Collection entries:
=====
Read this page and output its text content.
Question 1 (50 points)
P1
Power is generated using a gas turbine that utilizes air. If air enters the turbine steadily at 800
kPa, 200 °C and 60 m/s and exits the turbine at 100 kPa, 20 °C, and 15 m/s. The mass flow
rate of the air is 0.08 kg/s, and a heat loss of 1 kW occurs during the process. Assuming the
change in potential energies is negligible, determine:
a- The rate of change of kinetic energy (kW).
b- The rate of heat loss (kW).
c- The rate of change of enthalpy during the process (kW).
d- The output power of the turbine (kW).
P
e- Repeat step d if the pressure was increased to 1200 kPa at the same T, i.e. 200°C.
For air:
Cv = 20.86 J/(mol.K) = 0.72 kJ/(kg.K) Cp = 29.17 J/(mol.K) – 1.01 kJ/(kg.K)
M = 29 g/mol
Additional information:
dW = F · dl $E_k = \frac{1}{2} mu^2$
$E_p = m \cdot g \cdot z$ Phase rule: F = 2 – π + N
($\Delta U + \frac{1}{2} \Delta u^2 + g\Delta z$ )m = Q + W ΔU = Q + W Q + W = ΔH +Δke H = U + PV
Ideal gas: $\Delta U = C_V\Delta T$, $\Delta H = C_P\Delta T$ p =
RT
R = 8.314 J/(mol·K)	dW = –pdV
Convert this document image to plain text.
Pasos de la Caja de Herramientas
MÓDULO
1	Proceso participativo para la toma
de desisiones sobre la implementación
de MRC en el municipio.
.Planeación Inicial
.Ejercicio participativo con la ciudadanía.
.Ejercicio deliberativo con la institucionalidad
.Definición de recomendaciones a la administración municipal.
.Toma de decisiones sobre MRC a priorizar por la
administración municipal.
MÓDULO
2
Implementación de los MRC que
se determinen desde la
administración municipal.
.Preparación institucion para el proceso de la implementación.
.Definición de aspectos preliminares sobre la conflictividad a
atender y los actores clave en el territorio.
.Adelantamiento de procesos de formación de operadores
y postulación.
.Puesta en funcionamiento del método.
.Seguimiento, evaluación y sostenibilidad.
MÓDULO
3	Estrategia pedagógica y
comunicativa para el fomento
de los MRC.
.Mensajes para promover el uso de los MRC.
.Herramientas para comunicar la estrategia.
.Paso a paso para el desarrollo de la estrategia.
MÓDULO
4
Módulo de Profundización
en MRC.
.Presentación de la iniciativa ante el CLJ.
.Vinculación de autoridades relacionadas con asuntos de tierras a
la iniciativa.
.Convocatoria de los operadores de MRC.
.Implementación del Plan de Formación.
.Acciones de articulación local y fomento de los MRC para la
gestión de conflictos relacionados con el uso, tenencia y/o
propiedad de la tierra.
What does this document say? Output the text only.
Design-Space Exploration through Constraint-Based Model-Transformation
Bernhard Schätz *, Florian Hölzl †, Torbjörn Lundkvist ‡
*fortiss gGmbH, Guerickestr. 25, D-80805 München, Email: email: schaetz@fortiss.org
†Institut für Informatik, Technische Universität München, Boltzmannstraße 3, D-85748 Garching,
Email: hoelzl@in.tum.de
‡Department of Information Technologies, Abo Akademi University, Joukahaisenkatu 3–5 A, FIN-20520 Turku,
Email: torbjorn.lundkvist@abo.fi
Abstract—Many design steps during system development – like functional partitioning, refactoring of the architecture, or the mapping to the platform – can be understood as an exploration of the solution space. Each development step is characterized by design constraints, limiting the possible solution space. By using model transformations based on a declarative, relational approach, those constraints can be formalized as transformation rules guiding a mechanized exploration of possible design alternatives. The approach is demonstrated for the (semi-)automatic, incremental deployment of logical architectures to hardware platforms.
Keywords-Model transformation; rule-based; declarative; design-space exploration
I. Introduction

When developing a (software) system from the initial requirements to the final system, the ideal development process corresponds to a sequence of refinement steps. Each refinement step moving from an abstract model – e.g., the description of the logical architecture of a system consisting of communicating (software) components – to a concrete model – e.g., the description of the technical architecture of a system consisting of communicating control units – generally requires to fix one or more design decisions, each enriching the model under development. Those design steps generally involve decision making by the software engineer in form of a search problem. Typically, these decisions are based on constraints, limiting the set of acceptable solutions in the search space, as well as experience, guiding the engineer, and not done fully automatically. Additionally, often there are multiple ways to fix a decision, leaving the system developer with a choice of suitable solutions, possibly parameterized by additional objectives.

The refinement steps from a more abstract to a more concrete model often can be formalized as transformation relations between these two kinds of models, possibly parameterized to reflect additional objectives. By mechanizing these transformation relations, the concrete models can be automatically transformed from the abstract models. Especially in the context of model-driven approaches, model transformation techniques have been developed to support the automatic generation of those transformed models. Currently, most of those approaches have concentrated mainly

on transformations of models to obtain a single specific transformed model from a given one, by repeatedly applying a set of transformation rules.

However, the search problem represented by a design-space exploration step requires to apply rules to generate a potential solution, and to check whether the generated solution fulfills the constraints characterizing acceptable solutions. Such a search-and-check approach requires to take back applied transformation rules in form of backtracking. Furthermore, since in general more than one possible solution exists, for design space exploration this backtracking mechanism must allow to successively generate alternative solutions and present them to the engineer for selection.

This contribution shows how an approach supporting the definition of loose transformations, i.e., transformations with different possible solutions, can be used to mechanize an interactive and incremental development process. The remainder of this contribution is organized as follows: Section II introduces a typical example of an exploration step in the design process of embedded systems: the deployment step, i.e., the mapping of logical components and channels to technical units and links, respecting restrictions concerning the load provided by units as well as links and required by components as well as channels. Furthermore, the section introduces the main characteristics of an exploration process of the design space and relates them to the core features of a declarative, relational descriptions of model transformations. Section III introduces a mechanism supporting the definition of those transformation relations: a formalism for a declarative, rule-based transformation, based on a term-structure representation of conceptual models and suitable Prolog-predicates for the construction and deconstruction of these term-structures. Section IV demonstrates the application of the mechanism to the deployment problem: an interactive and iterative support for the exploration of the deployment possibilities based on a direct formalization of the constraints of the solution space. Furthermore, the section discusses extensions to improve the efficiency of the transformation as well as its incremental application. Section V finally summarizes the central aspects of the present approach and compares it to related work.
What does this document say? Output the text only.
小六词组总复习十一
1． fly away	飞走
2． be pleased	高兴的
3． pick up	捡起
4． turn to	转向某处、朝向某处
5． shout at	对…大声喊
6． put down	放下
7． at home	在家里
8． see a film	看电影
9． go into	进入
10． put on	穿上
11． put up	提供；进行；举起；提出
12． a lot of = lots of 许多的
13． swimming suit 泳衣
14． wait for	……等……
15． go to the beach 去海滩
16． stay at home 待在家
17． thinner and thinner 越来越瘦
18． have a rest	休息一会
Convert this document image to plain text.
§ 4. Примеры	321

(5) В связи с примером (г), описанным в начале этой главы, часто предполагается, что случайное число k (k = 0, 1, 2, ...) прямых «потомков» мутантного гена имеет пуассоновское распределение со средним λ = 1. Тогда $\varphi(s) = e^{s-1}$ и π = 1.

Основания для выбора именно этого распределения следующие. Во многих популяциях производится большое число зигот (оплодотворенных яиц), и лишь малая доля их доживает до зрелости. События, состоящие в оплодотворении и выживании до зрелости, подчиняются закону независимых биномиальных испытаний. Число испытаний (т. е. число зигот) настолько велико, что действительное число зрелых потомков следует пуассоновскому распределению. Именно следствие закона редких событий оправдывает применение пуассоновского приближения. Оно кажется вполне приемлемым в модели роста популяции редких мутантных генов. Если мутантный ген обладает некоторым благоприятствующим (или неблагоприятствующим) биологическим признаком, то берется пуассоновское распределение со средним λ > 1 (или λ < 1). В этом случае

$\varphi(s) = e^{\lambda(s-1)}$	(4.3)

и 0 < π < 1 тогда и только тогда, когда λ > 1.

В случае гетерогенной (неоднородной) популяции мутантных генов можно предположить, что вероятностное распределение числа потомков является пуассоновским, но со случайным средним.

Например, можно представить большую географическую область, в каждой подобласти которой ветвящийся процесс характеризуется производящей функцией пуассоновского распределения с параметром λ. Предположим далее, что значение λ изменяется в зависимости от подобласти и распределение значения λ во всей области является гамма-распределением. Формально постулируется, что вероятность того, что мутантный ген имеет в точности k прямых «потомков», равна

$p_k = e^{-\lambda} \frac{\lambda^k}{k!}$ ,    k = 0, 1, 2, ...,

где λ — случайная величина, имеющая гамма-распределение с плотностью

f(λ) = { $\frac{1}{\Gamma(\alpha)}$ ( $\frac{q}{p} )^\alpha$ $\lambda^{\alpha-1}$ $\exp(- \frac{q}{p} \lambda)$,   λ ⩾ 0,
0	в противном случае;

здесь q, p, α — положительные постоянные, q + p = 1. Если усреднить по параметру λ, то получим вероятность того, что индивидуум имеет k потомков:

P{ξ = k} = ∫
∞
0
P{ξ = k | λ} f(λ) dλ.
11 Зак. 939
=====
Filter out every line that lacks the word "iniciativa", and copy the rest.

.Presentación de la iniciativa ante el CLJ.
la iniciativa.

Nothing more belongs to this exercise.